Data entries
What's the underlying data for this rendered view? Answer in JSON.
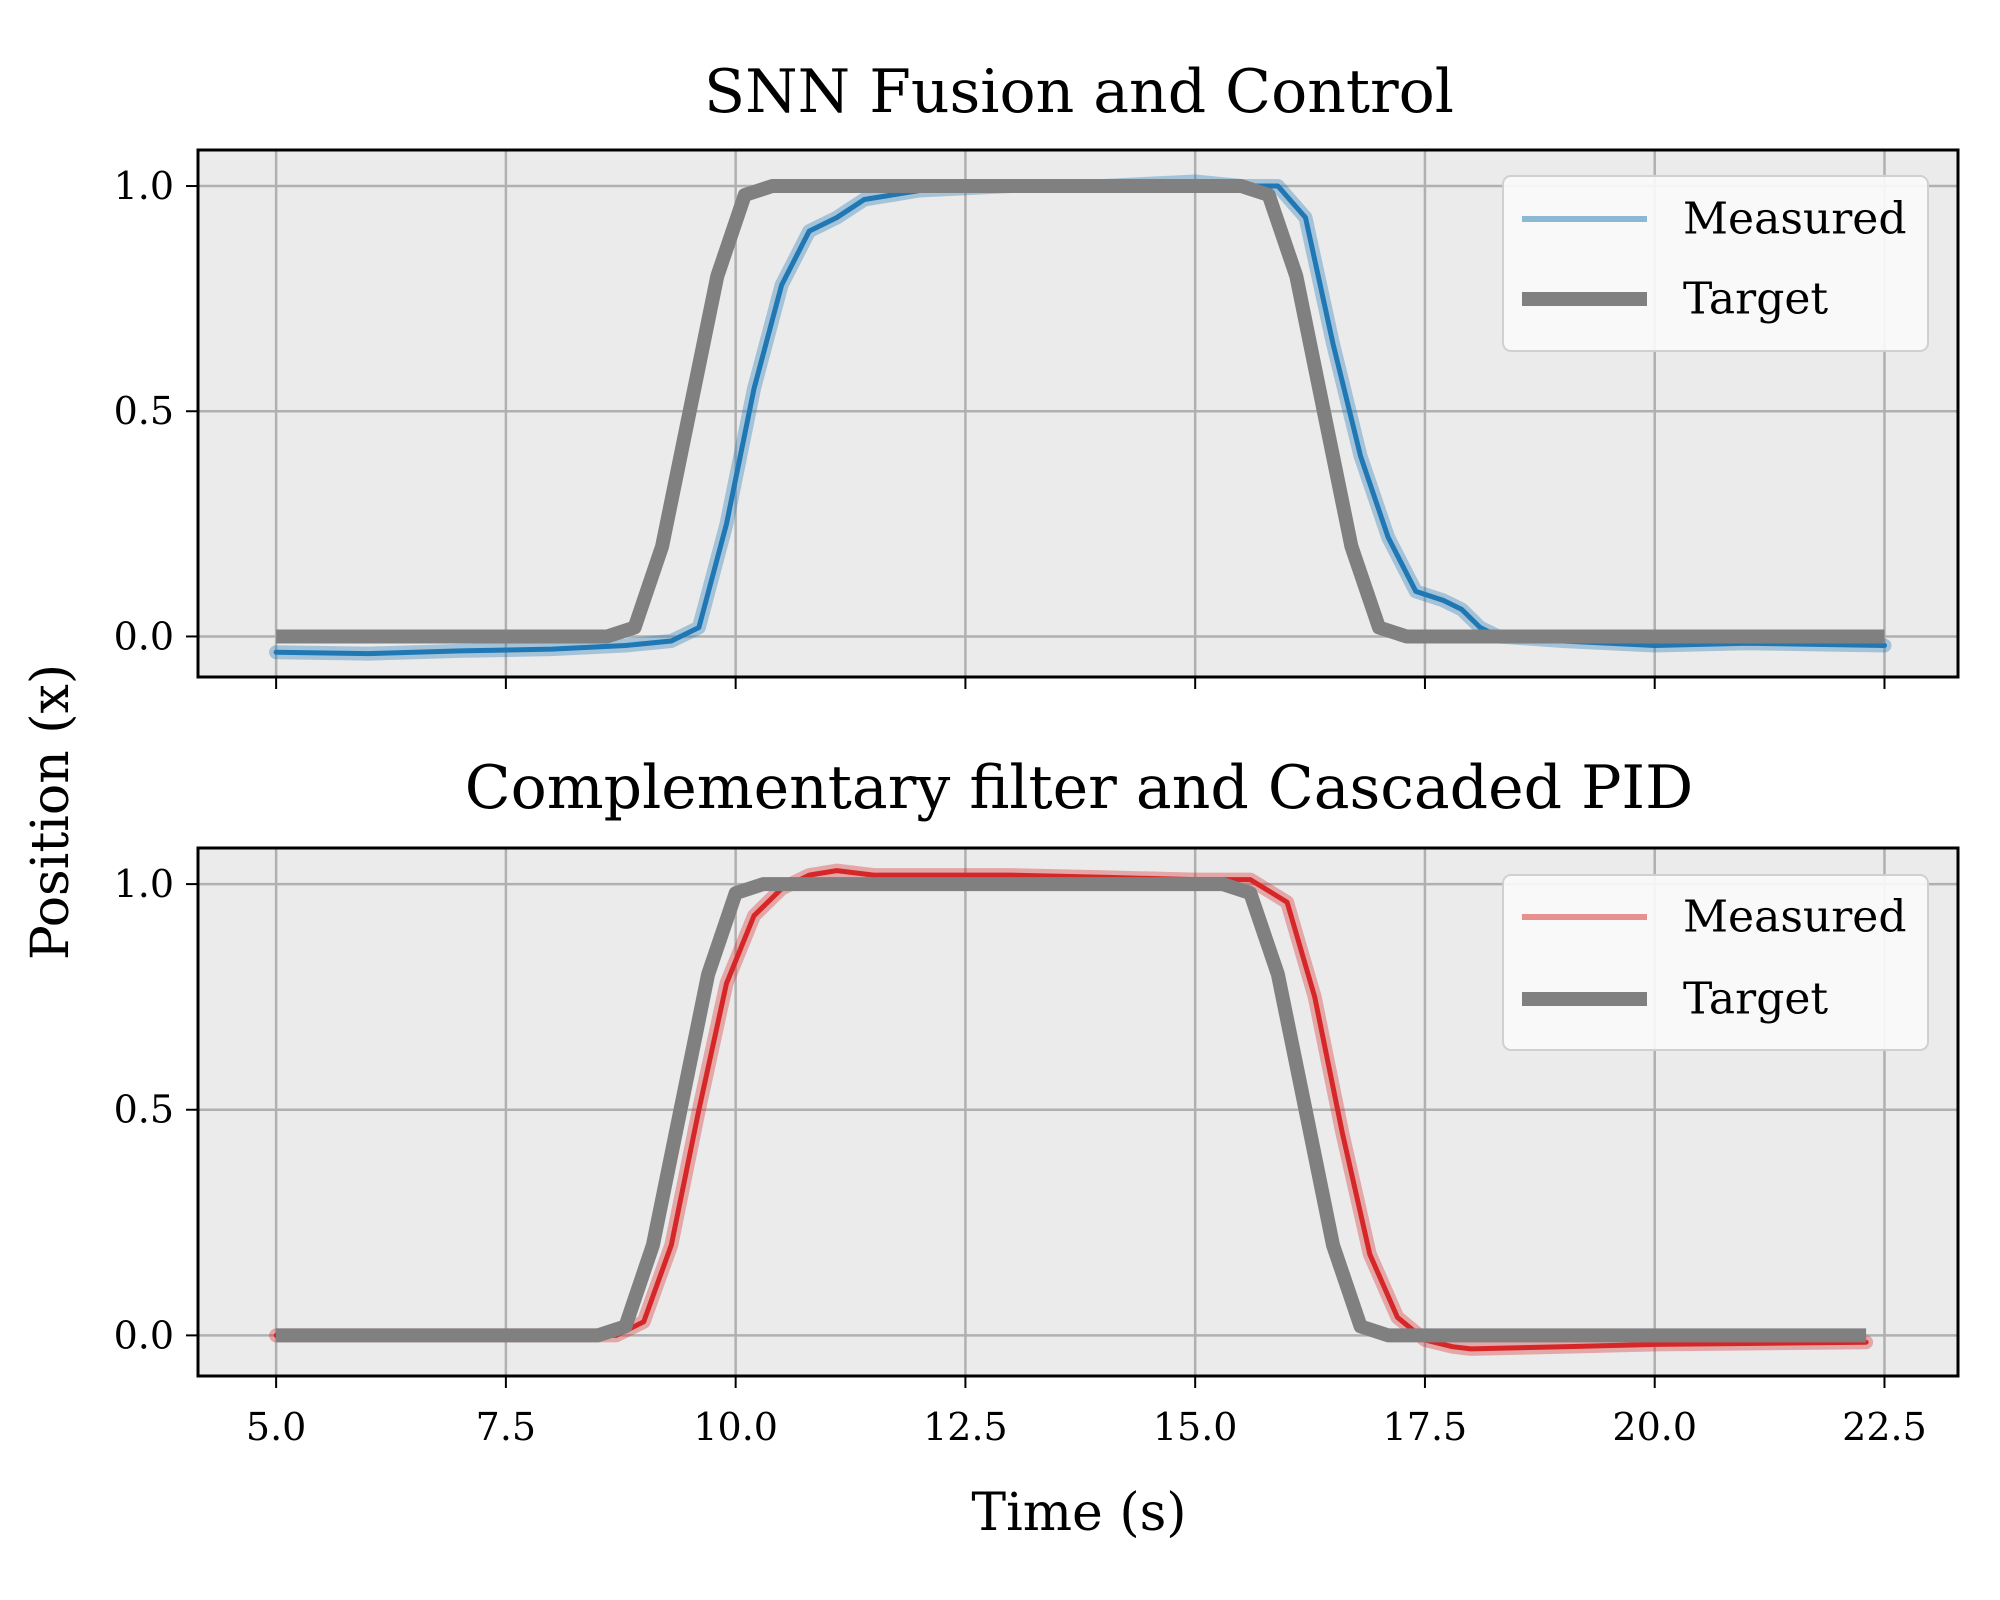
{
  "chart_data": [
    {
      "type": "line",
      "title": "SNN Fusion and Control",
      "xlabel": "",
      "ylabel": "Position (x)",
      "xlim": [
        4.15,
        23.3
      ],
      "ylim": [
        -0.09,
        1.08
      ],
      "xticks": [
        5.0,
        7.5,
        10.0,
        12.5,
        15.0,
        17.5,
        20.0,
        22.5
      ],
      "xtick_labels": [],
      "yticks": [
        0.0,
        0.5,
        1.0
      ],
      "ytick_labels": [
        "0.0",
        "0.5",
        "1.0"
      ],
      "grid": true,
      "legend": "top-right",
      "series": [
        {
          "name": "Measured",
          "color": "#1f77b4",
          "x": [
            5.0,
            6.0,
            7.0,
            8.0,
            8.8,
            9.3,
            9.6,
            9.9,
            10.2,
            10.5,
            10.8,
            11.1,
            11.4,
            12.0,
            13.0,
            14.0,
            15.0,
            15.5,
            15.9,
            16.2,
            16.5,
            16.8,
            17.1,
            17.4,
            17.7,
            17.9,
            18.1,
            18.3,
            19.0,
            20.0,
            21.0,
            22.5
          ],
          "y": [
            -0.035,
            -0.038,
            -0.032,
            -0.028,
            -0.02,
            -0.01,
            0.02,
            0.25,
            0.55,
            0.78,
            0.9,
            0.93,
            0.97,
            0.99,
            1.0,
            1.0,
            1.01,
            1.0,
            1.0,
            0.93,
            0.65,
            0.4,
            0.22,
            0.1,
            0.08,
            0.06,
            0.02,
            0.0,
            -0.01,
            -0.02,
            -0.015,
            -0.02
          ]
        },
        {
          "name": "Target",
          "color": "#808080",
          "x": [
            5.0,
            8.6,
            8.9,
            9.2,
            9.5,
            9.8,
            10.1,
            10.4,
            15.5,
            15.8,
            16.1,
            16.4,
            16.7,
            17.0,
            17.3,
            22.5
          ],
          "y": [
            0.0,
            0.0,
            0.02,
            0.2,
            0.5,
            0.8,
            0.98,
            1.0,
            1.0,
            0.98,
            0.8,
            0.5,
            0.2,
            0.02,
            0.0,
            0.0
          ]
        }
      ]
    },
    {
      "type": "line",
      "title": "Complementary filter and Cascaded PID",
      "xlabel": "Time (s)",
      "ylabel": "Position (x)",
      "xlim": [
        4.15,
        23.3
      ],
      "ylim": [
        -0.09,
        1.08
      ],
      "xticks": [
        5.0,
        7.5,
        10.0,
        12.5,
        15.0,
        17.5,
        20.0,
        22.5
      ],
      "xtick_labels": [
        "5.0",
        "7.5",
        "10.0",
        "12.5",
        "15.0",
        "17.5",
        "20.0",
        "22.5"
      ],
      "yticks": [
        0.0,
        0.5,
        1.0
      ],
      "ytick_labels": [
        "0.0",
        "0.5",
        "1.0"
      ],
      "grid": true,
      "legend": "top-right",
      "series": [
        {
          "name": "Measured",
          "color": "#d62728",
          "x": [
            5.0,
            8.0,
            8.7,
            9.0,
            9.3,
            9.6,
            9.9,
            10.2,
            10.5,
            10.8,
            11.1,
            11.5,
            12.0,
            13.0,
            14.0,
            15.0,
            15.6,
            16.0,
            16.3,
            16.6,
            16.9,
            17.2,
            17.5,
            17.8,
            18.0,
            19.0,
            20.0,
            21.0,
            22.3
          ],
          "y": [
            0.0,
            0.0,
            0.0,
            0.03,
            0.2,
            0.5,
            0.78,
            0.93,
            0.99,
            1.02,
            1.03,
            1.02,
            1.02,
            1.02,
            1.015,
            1.01,
            1.01,
            0.96,
            0.75,
            0.45,
            0.18,
            0.04,
            -0.01,
            -0.025,
            -0.03,
            -0.025,
            -0.02,
            -0.018,
            -0.015
          ]
        },
        {
          "name": "Target",
          "color": "#808080",
          "x": [
            5.0,
            8.5,
            8.8,
            9.1,
            9.4,
            9.7,
            10.0,
            10.3,
            15.3,
            15.6,
            15.9,
            16.2,
            16.5,
            16.8,
            17.1,
            22.3
          ],
          "y": [
            0.0,
            0.0,
            0.02,
            0.2,
            0.5,
            0.8,
            0.98,
            1.0,
            1.0,
            0.98,
            0.8,
            0.5,
            0.2,
            0.02,
            0.0,
            0.0
          ]
        }
      ]
    }
  ]
}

TASK BRIEF =>
Take the listing above and print it exactly, apart from the pictures.

SOLUTION TO THIS PROBLEM =>
What's the underlying data for this rendered view? Answer in JSON.
{
  "chart_data": [
    {
      "type": "line",
      "title": "SNN Fusion and Control",
      "xlabel": "",
      "ylabel": "Position (x)",
      "xlim": [
        4.15,
        23.3
      ],
      "ylim": [
        -0.09,
        1.08
      ],
      "xticks": [
        5.0,
        7.5,
        10.0,
        12.5,
        15.0,
        17.5,
        20.0,
        22.5
      ],
      "xtick_labels": [],
      "yticks": [
        0.0,
        0.5,
        1.0
      ],
      "ytick_labels": [
        "0.0",
        "0.5",
        "1.0"
      ],
      "grid": true,
      "legend": "top-right",
      "series": [
        {
          "name": "Measured",
          "color": "#1f77b4",
          "x": [
            5.0,
            6.0,
            7.0,
            8.0,
            8.8,
            9.3,
            9.6,
            9.9,
            10.2,
            10.5,
            10.8,
            11.1,
            11.4,
            12.0,
            13.0,
            14.0,
            15.0,
            15.5,
            15.9,
            16.2,
            16.5,
            16.8,
            17.1,
            17.4,
            17.7,
            17.9,
            18.1,
            18.3,
            19.0,
            20.0,
            21.0,
            22.5
          ],
          "y": [
            -0.035,
            -0.038,
            -0.032,
            -0.028,
            -0.02,
            -0.01,
            0.02,
            0.25,
            0.55,
            0.78,
            0.9,
            0.93,
            0.97,
            0.99,
            1.0,
            1.0,
            1.01,
            1.0,
            1.0,
            0.93,
            0.65,
            0.4,
            0.22,
            0.1,
            0.08,
            0.06,
            0.02,
            0.0,
            -0.01,
            -0.02,
            -0.015,
            -0.02
          ]
        },
        {
          "name": "Target",
          "color": "#808080",
          "x": [
            5.0,
            8.6,
            8.9,
            9.2,
            9.5,
            9.8,
            10.1,
            10.4,
            15.5,
            15.8,
            16.1,
            16.4,
            16.7,
            17.0,
            17.3,
            22.5
          ],
          "y": [
            0.0,
            0.0,
            0.02,
            0.2,
            0.5,
            0.8,
            0.98,
            1.0,
            1.0,
            0.98,
            0.8,
            0.5,
            0.2,
            0.02,
            0.0,
            0.0
          ]
        }
      ]
    },
    {
      "type": "line",
      "title": "Complementary filter and Cascaded PID",
      "xlabel": "Time (s)",
      "ylabel": "Position (x)",
      "xlim": [
        4.15,
        23.3
      ],
      "ylim": [
        -0.09,
        1.08
      ],
      "xticks": [
        5.0,
        7.5,
        10.0,
        12.5,
        15.0,
        17.5,
        20.0,
        22.5
      ],
      "xtick_labels": [
        "5.0",
        "7.5",
        "10.0",
        "12.5",
        "15.0",
        "17.5",
        "20.0",
        "22.5"
      ],
      "yticks": [
        0.0,
        0.5,
        1.0
      ],
      "ytick_labels": [
        "0.0",
        "0.5",
        "1.0"
      ],
      "grid": true,
      "legend": "top-right",
      "series": [
        {
          "name": "Measured",
          "color": "#d62728",
          "x": [
            5.0,
            8.0,
            8.7,
            9.0,
            9.3,
            9.6,
            9.9,
            10.2,
            10.5,
            10.8,
            11.1,
            11.5,
            12.0,
            13.0,
            14.0,
            15.0,
            15.6,
            16.0,
            16.3,
            16.6,
            16.9,
            17.2,
            17.5,
            17.8,
            18.0,
            19.0,
            20.0,
            21.0,
            22.3
          ],
          "y": [
            0.0,
            0.0,
            0.0,
            0.03,
            0.2,
            0.5,
            0.78,
            0.93,
            0.99,
            1.02,
            1.03,
            1.02,
            1.02,
            1.02,
            1.015,
            1.01,
            1.01,
            0.96,
            0.75,
            0.45,
            0.18,
            0.04,
            -0.01,
            -0.025,
            -0.03,
            -0.025,
            -0.02,
            -0.018,
            -0.015
          ]
        },
        {
          "name": "Target",
          "color": "#808080",
          "x": [
            5.0,
            8.5,
            8.8,
            9.1,
            9.4,
            9.7,
            10.0,
            10.3,
            15.3,
            15.6,
            15.9,
            16.2,
            16.5,
            16.8,
            17.1,
            22.3
          ],
          "y": [
            0.0,
            0.0,
            0.02,
            0.2,
            0.5,
            0.8,
            0.98,
            1.0,
            1.0,
            0.98,
            0.8,
            0.5,
            0.2,
            0.02,
            0.0,
            0.0
          ]
        }
      ]
    }
  ]
}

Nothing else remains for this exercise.